Problem requirements ▸
Filter the records below and copy every line containing the word "landſt".

☆ ☆ ☆ ☆ ☆ ☆ ☆

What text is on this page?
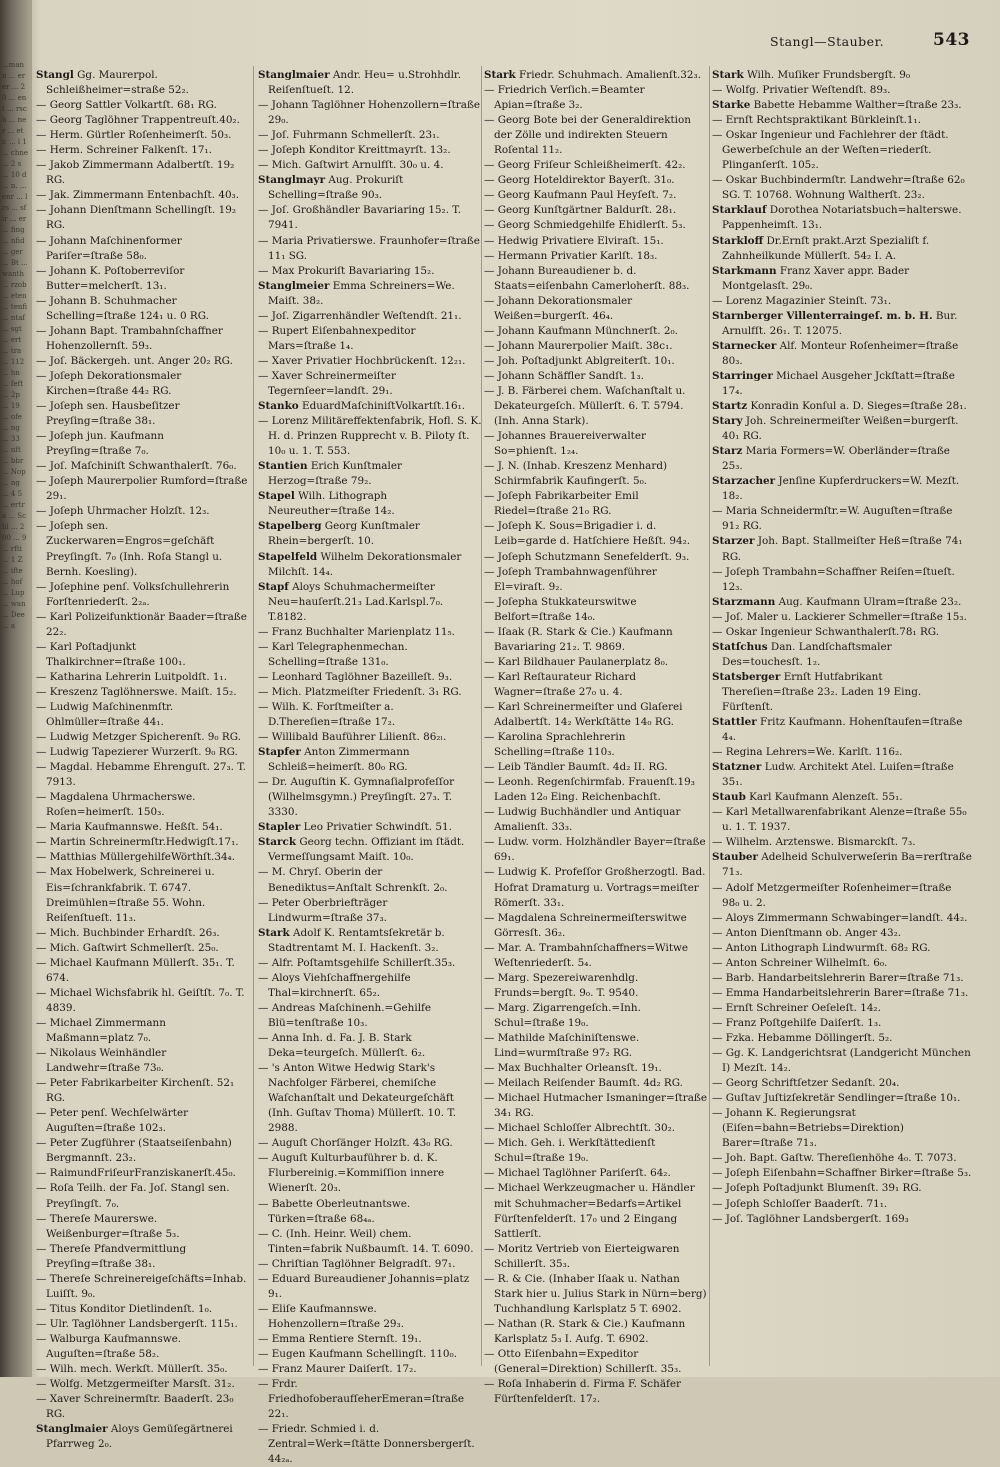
...mann ... erer ... 20 ... ent ... rsch ... ner ... etr. ... l 1 ... chne ... 2 s ... 10 d ... n. ... enr ... lrs ... sfir ... er ... fing ... nfid ... ger ... Bt ... wanth ... rzob ... eten ... tenfi ... ntaf ... sgt ... ert ... tra ... 112 ... hn ... feft ... 2p ... 19 ... ofe ... ng ... 33 ... nft ... bbr ... Nop ... ng ... 4 5 ... ertra ... Schl ... 200 ... 9 ... rfti ... 1 Z ... ifte ... hof ... Lup ... wan ... Dee ... a
Stangl—Stauber.	543

Stangl Gg. Maurerpol. Schleißheimer=straße 52₂.

— Georg Sattler Volkartſt. 68₁ RG.

— Georg Taglöhner Trappentreuſt.40₂.

— Herm. Gürtler Roſenheimerſt. 50₃.

— Herm. Schreiner Falkenſt. 17₁.

— Jakob Zimmermann Adalbertſt. 19₂ RG.

— Jak. Zimmermann Entenbachſt. 40₃.

— Johann Dienſtmann Schellingſt. 19₂ RG.

— Johann Maſchinenformer Pariſer=ſtraße 58₀.

— Johann K. Poſtoberreviſor Butter=melcherſt. 13₁.

— Johann B. Schuhmacher Schelling=ſtraße 124₁ u. 0 RG.

— Johann Bapt. Trambahnſchaffner Hohenzollernſt. 59₃.

— Joſ. Bäckergeh. unt. Anger 20₂ RG.

— Joſeph Dekorationsmaler Kirchen=ſtraße 44₂ RG.

— Joſeph sen. Hausbeſitzer Preyſing=ſtraße 38₁.

— Joſeph jun. Kaufmann Preyſing=ſtraße 7₀.

— Joſ. Maſchiniſt Schwanthalerſt. 76₀.

— Joſeph Maurerpolier Rumford=ſtraße 29₁.

— Joſeph Uhrmacher Holzſt. 12₃.

— Joſeph sen. Zuckerwaren=Engros=geſchäft Preyſingſt. 7₀ (Inh. Roſa Stangl u. Bernh. Koesling).

— Joſephine penſ. Volksſchullehrerin Forſtenriederſt. 2₂ₐ.

— Karl Polizeifunktionär Baader=ſtraße 22₂.

— Karl Poſtadjunkt Thalkirchner=ſtraße 100₁.

— Katharina Lehrerin Luitpoldſt. 1₁.

— Kreszenz Taglöhnerswe. Maiſt. 15₂.

— Ludwig Maſchinenmſtr. Ohlmüller=ſtraße 44₁.

— Ludwig Metzger Spicherenſt. 9₀ RG.

— Ludwig Tapezierer Wurzerſt. 9₀ RG.

— Magdal. Hebamme Ehrenguſt. 27₃. T. 7913.

— Magdalena Uhrmacherswe. Roſen=heimerſt. 150₃.

— Maria Kaufmannswe. Heßſt. 54₁.

— Martin Schreinermſtr.Hedwigſt.17₁.

— Matthias MüllergehilfeWörthſt.34₄.

— Max Hobelwerk, Schreinerei u. Eis=ſchrankfabrik. T. 6747. Dreimühlen=ſtraße 55. Wohn. Reiſenſtueſt. 11₃.

— Mich. Buchbinder Erhardſt. 26₃.

— Mich. Gaſtwirt Schmellerſt. 25₀.

— Michael Kaufmann Müllerſt. 35₁. T. 674.

— Michael Wichsfabrik hl. Geiſtſt. 7₀. T. 4839.

— Michael Zimmermann Maßmann=platz 7₀.

— Nikolaus Weinhändler Landwehr=ſtraße 73₀.

— Peter Fabrikarbeiter Kirchenſt. 52₁ RG.

— Peter penſ. Wechſelwärter Auguſten=ſtraße 102₃.

— Peter Zugführer (Staatseiſenbahn) Bergmannſt. 23₂.

— RaimundFriſeurFranziskanerſt.45₀.

— Roſa Teilh. der Fa. Joſ. Stangl sen. Preyſingſt. 7₀.

— Thereſe Maurerswe. Weißenburger=ſtraße 5₃.

— Thereſe Pfandvermittlung Preyſing=ſtraße 38₁.

— Thereſe Schreinereigeſchäfts=Inhab. Luiſſt. 9₀.

— Titus Konditor Dietlindenſt. 1₀.

— Ulr. Taglöhner Landsbergerſt. 115₁.

— Walburga Kaufmannswe. Auguſten=ſtraße 58₂.

— Wilh. mech. Werkſt. Müllerſt. 35₀.

— Wolfg. Metzgermeiſter Marsſt. 31₂.

— Xaver Schreinermſtr. Baaderſt. 23₀ RG.

Stanglmaier Aloys Gemüſegärtnerei Pfarrweg 2₀.

Stanglmaier Andr. Heu= u.Strohhdlr. Reiſenſtueſt. 12.

— Johann Taglöhner Hohenzollern=ſtraße 29₀.

— Joſ. Fuhrmann Schmellerſt. 23₁.

— Joſeph Konditor Kreittmayrſt. 13₂.

— Mich. Gaſtwirt Arnulfſt. 30₀ u. 4.

Stanglmayr Aug. Prokuriſt Schelling=ſtraße 90₃.

— Joſ. Großhändler Bavariaring 15₂. T. 7941.

— Maria Privatierswe. Fraunhofer=ſtraße 11₁ SG.

— Max Prokuriſt Bavariaring 15₂.

Stanglmeier Emma Schreiners=We. Maiſt. 38₂.

— Joſ. Zigarrenhändler Weſtendſt. 21₁.

— Rupert Eiſenbahnexpeditor Mars=ſtraße 1₄.

— Xaver Privatier Hochbrückenſt. 12₂₁.

— Xaver Schreinermeiſter Tegernſeer=landſt. 29₁.

Stanko EduardMaſchiniſtVolkartſt.16₁.

— Lorenz Militäreffektenfabrik, Hofl. S. K. H. d. Prinzen Rupprecht v. B. Piloty ſt. 10₀ u. 1. T. 553.

Stantien Erich Kunſtmaler Herzog=ſtraße 79₂.

Stapel Wilh. Lithograph Neureuther=ſtraße 14₂.

Stapelberg Georg Kunſtmaler Rhein=bergerſt. 10.

Stapelfeld Wilhelm Dekorationsmaler Milchſt. 14₄.

Stapf Aloys Schuhmachermeiſter Neu=hauſerſt.21₃ Lad.Karlspl.7₀. T.8182.

— Franz Buchhalter Marienplatz 11₅.

— Karl Telegraphenmechan. Schelling=ſtraße 131₀.

— Leonhard Taglöhner Bazeilleſt. 9₃.

— Mich. Platzmeiſter Friedenſt. 3₁ RG.

— Wilh. K. Forſtmeiſter a. D.Thereſien=ſtraße 17₂.

— Willibald Bauführer Lilienſt. 86₂ₗ.

Stapfer Anton Zimmermann Schleiß=heimerſt. 80₀ RG.

— Dr. Auguſtin K. Gymnaſialprofeſſor (Wilhelmsgymn.) Preyſingſt. 27₃. T. 3330.

Stapler Leo Privatier Schwindſt. 51.

Starck Georg techn. Offiziant im ſtädt. Vermeſſungsamt Maiſt. 10₀.

— M. Chryſ. Oberin der Benediktus=Anſtalt Schrenkſt. 2₀.

— Peter Oberbriefträger Lindwurm=ſtraße 37₃.

Stark Adolf K. Rentamtsſekretär b. Stadtrentamt M. I. Hackenſt. 3₂.

— Alfr. Poſtamtsgehilfe Schillerſt.35₃.

— Aloys Viehſchaffnergehilfe Thal=kirchnerſt. 65₂.

— Andreas Maſchinenh.=Gehilfe Blü=tenſtraße 10₃.

— Anna Inh. d. Fa. J. B. Stark Deka=teurgeſch. Müllerſt. 6₂.

— 's Anton Witwe Hedwig Stark's Nachfolger Färberei, chemiſche Waſchanſtalt und Dekateurgeſchäft (Inh. Guſtav Thoma) Müllerſt. 10. T. 2988.

— Auguſt Chorſänger Holzſt. 43₀ RG.

— Auguſt Kulturbauführer b. d. K. Flurbereinig.=Kommiſſion innere Wienerſt. 20₃.

— Babette Oberleutnantswe. Türken=ſtraße 68₄ₐ.

— C. (Inh. Heinr. Weil) chem. Tinten=fabrik Nußbaumſt. 14. T. 6090.

— Chriſtian Taglöhner Belgradſt. 97₁.

— Eduard Bureaudiener Johannis=platz 9₁.

— Eliſe Kaufmannswe. Hohenzollern=ſtraße 29₃.

— Emma Rentiere Sternſt. 19₁.

— Eugen Kaufmann Schellingſt. 110₀.

— Franz Maurer Daiſerſt. 17₂.

— Frdr. FriedhofoberaufſeherEmeran=ſtraße 22₁.

— Friedr. Schmied i. d. Zentral=Werk=ſtätte Donnersbergerſt. 44₂ₐ.

Stark Friedr. Schuhmach. Amalienſt.32₃.

— Friedrich Verſich.=Beamter Apian=ſtraße 3₂.

— Georg Bote bei der Generaldirektion der Zölle und indirekten Steuern Roſental 11₂.

— Georg Friſeur Schleißheimerſt. 42₂.

— Georg Hoteldirektor Bayerſt. 31₀.

— Georg Kaufmann Paul Heyſeſt. 7₂.

— Georg Kunſtgärtner Baldurſt. 28₁.

— Georg Schmiedgehilfe Ehidlerſt. 5₃.

— Hedwig Privatiere Elviraſt. 15₁.

— Hermann Privatier Karlſt. 18₃.

— Johann Bureaudiener b. d. Staats=eiſenbahn Camerloherſt. 88₃.

— Johann Dekorationsmaler Weißen=burgerſt. 46₄.

— Johann Kaufmann Münchnerſt. 2₀.

— Johann Maurerpolier Maiſt. 38c₁.

— Joh. Poſtadjunkt Ablgreiterſt. 10₁.

— Johann Schäffler Sandſt. 1₃.

— J. B. Färberei chem. Waſchanſtalt u. Dekateurgeſch. Müllerſt. 6. T. 5794. (Inh. Anna Stark).

— Johannes Brauereiverwalter So=phienſt. 1₂₄.

— J. N. (Inhab. Kreszenz Menhard) Schirmfabrik Kaufingerſt. 5₀.

— Joſeph Fabrikarbeiter Emil Riedel=ſtraße 21₀ RG.

— Joſeph K. Sous=Brigadier i. d. Leib=garde d. Hatſchiere Heßſt. 94₂.

— Joſeph Schutzmann Senefelderſt. 9₃.

— Joſeph Trambahnwagenführer El=viraſt. 9₂.

— Joſepha Stukkateurswitwe Belfort=ſtraße 14₀.

— Iſaak (R. Stark & Cie.) Kaufmann Bavariaring 21₂. T. 9869.

— Karl Bildhauer Paulanerplatz 8₀.

— Karl Reſtaurateur Richard Wagner=ſtraße 27₀ u. 4.

— Karl Schreinermeiſter und Glaſerei Adalbertſt. 14₂ Werkſtätte 14₀ RG.

— Karolina Sprachlehrerin Schelling=ſtraße 110₃.

— Leib Tändler Baumſt. 4d₂ II. RG.

— Leonh. Regenſchirmfab. Frauenſt.19₃ Laden 12₀ Eing. Reichenbachſt.

— Ludwig Buchhändler und Antiquar Amalienſt. 33₃.

— Ludw. vorm. Holzhändler Bayer=ſtraße 69₁.

— Ludwig K. Profeſſor Großherzogtl. Bad. Hofrat Dramaturg u. Vortrags=meiſter Römerſt. 33₁.

— Magdalena Schreinermeiſterswitwe Görresſt. 36₂.

— Mar. A. Trambahnſchaffners=Witwe Weſtenriederſt. 5₄.

— Marg. Spezereiwarenhdlg. Frunds=bergſt. 9₀. T. 9540.

— Marg. Zigarrengeſch.=Inh. Schul=ſtraße 19₀.

— Mathilde Maſchiniſtenswe. Lind=wurmſtraße 97₂ RG.

— Max Buchhalter Orleansſt. 19₁.

— Meilach Reiſender Baumſt. 4d₂ RG.

— Michael Hutmacher Ismaninger=ſtraße 34₁ RG.

— Michael Schloſſer Albrechtſt. 30₂.

— Mich. Geh. i. Werkſtättedienſt Schul=ſtraße 19₀.

— Michael Taglöhner Pariſerſt. 64₂.

— Michael Werkzeugmacher u. Händler mit Schuhmacher=Bedarfs=Artikel Fürſtenfelderſt. 17₀ und 2 Eingang Sattlerſt.

— Moritz Vertrieb von Eierteigwaren Schillerſt. 35₃.

— R. & Cie. (Inhaber Iſaak u. Nathan Stark hier u. Julius Stark in Nürn=berg) Tuchhandlung Karlsplatz 5 T. 6902.

— Nathan (R. Stark & Cie.) Kaufmann Karlsplatz 5₃ I. Aufg. T. 6902.

— Otto Eiſenbahn=Expeditor (General=Direktion) Schillerſt. 35₃.

— Roſa Inhaberin d. Firma F. Schäfer Fürſtenfelderſt. 17₂.

Stark Wilh. Muſiker Frundsbergſt. 9₀

— Wolfg. Privatier Weſtendſt. 89₃.

Starke Babette Hebamme Walther=ſtraße 23₃.

— Ernſt Rechtspraktikant Bürkleinſt.1₁.

— Oskar Ingenieur und Fachlehrer der ſtädt. Gewerbeſchule an der Weſten=riederſt. Plinganſerſt. 105₂.

— Oskar Buchbindermſtr. Landwehr=ſtraße 62₀ SG. T. 10768. Wohnung Waltherſt. 23₂.

Starklauf Dorothea Notariatsbuch=halterswe. Pappenheimſt. 13₁.

Starkloff Dr.Ernſt prakt.Arzt Spezialiſt f. Zahnheilkunde Müllerſt. 54₂ I. A.

Starkmann Franz Xaver appr. Bader Montgelasſt. 29₀.

— Lorenz Magazinier Steinſt. 73₁.

Starnberger Villenterraingeſ. m. b. H. Bur. Arnulfſt. 26₁. T. 12075.

Starnecker Alf. Monteur Roſenheimer=ſtraße 80₃.

Starringer Michael Ausgeher Jckſtatt=ſtraße 17₄.

Startz Konradin Konſul a. D. Sieges=ſtraße 28₁.

Stary Joh. Schreinermeiſter Weißen=burgerſt. 40₁ RG.

Starz Maria Formers=W. Oberländer=ſtraße 25₃.

Starzacher Jenſine Kupferdruckers=W. Mezſt. 18₂.

— Maria Schneidermſtr.=W. Auguſten=ſtraße 91₂ RG.

Starzer Joh. Bapt. Stallmeiſter Heß=ſtraße 74₁ RG.

— Joſeph Trambahn=Schaffner Reiſen=ſtueſt. 12₃.

Starzmann Aug. Kaufmann Ulram=ſtraße 23₂.

— Joſ. Maler u. Lackierer Schmeller=ſtraße 15₃.

— Oskar Ingenieur Schwanthalerſt.78₁ RG.

Statſchus Dan. Landſchaftsmaler Des=touchesſt. 1₂.

Statsberger Ernſt Hutfabrikant Thereſien=ſtraße 23₂. Laden 19 Eing. Fürſtenſt.

Stattler Fritz Kaufmann. Hohenſtaufen=ſtraße 4₄.

— Regina Lehrers=We. Karlſt. 116₂.

Statzner Ludw. Architekt Atel. Luiſen=ſtraße 35₁.

Staub Karl Kaufmann Alenzeſt. 55₁.

— Karl Metallwarenfabrikant Alenze=ſtraße 55₀ u. 1. T. 1937.

— Wilhelm. Arztenswe. Bismarckſt. 7₃.

Stauber Adelheid Schulverweſerin Ba=rerſtraße 71₃.

— Adolf Metzgermeiſter Roſenheimer=ſtraße 98₀ u. 2.

— Aloys Zimmermann Schwabinger=landſt. 44₂.

— Anton Dienſtmann ob. Anger 43₂.

— Anton Lithograph Lindwurmſt. 68₂ RG.

— Anton Schreiner Wilhelmſt. 6₀.

— Barb. Handarbeitslehrerin Barer=ſtraße 71₃.

— Emma Handarbeitslehrerin Barer=ſtraße 71₃.

— Ernſt Schreiner Oeſeleſt. 14₂.

— Franz Poſtgehilfe Daiſerſt. 1₃.

— Fzka. Hebamme Döllingerſt. 5₂.

— Gg. K. Landgerichtsrat (Landgericht München I) Mezſt. 14₂.

— Georg Schriftſetzer Sedanſt. 20₄.

— Guſtav Juſtizſekretär Sendlinger=ſtraße 10₁.

— Johann K. Regierungsrat (Eiſen=bahn=Betriebs=Direktion) Barer=ſtraße 71₃.

— Joh. Bapt. Gaſtw. Thereſienhöhe 4₀. T. 7073.

— Joſeph Eiſenbahn=Schaffner Birker=ſtraße 5₃.

— Joſeph Poſtadjunkt Blumenſt. 39₁ RG.

— Joſeph Schloſſer Baaderſt. 71₁.

— Joſ. Taglöhner Landsbergerſt. 169₃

☆ ☆ ☆ ☆ ☆ ☆ ☆

Reply to the task ▸
— Xaver Schreinermeiſter Tegernſeer=landſt. 29₁.
— Aloys Zimmermann Schwabinger=landſt. 44₂.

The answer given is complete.